• _Data provided_
-- -- --

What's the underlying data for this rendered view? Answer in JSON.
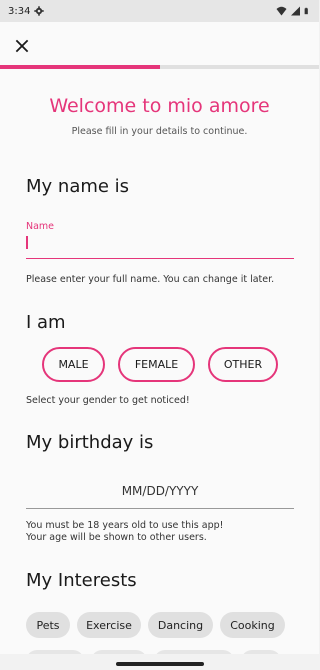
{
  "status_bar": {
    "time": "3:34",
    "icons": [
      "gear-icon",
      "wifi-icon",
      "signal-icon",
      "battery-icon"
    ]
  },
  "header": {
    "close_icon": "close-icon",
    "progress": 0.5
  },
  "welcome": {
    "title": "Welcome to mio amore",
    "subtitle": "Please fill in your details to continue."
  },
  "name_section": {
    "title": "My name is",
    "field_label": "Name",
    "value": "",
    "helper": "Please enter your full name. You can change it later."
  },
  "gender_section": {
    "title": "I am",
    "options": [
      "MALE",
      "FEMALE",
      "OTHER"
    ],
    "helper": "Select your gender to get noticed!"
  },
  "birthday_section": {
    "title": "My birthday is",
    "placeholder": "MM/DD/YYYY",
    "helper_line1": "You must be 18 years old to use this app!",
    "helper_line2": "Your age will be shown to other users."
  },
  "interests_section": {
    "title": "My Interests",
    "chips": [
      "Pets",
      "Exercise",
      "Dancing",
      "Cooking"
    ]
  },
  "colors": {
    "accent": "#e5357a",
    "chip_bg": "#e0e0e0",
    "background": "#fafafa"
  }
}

-- -- --

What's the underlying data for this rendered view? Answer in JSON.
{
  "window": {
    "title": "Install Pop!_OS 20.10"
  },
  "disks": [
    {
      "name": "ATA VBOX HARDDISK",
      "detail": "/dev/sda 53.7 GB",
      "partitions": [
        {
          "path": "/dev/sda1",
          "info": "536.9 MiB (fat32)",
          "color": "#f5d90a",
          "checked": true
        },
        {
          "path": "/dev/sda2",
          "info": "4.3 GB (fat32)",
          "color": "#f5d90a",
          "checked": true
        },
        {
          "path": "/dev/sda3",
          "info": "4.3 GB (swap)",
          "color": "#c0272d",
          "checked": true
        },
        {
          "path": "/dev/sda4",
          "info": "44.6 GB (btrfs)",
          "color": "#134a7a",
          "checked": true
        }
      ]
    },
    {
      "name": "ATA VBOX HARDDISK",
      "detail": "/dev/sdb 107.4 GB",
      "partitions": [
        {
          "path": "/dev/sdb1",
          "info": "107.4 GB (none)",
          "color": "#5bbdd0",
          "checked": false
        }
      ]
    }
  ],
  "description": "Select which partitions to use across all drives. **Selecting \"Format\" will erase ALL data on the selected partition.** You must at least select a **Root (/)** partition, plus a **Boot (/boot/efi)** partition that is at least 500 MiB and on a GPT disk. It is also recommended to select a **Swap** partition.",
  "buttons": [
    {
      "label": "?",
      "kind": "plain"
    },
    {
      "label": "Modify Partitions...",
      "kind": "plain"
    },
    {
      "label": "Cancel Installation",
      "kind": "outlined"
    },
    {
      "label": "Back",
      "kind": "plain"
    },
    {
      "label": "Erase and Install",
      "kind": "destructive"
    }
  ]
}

-- -- --

• _Objective_
Copy out each line in the preceding records that contains "Select".

• _Solved problem_
    "helper": "Select your gender to get noticed!"
  "description": "Select which partitions to use across all drives. **Selecting \"Format\" will erase ALL data on the selected partition.** You must at least select a **Root (/)** partition, plus a **Boot (/boot/efi)** partition that is at least 500 MiB and on a GPT disk. It is also recommended to select a **Swap** partition.",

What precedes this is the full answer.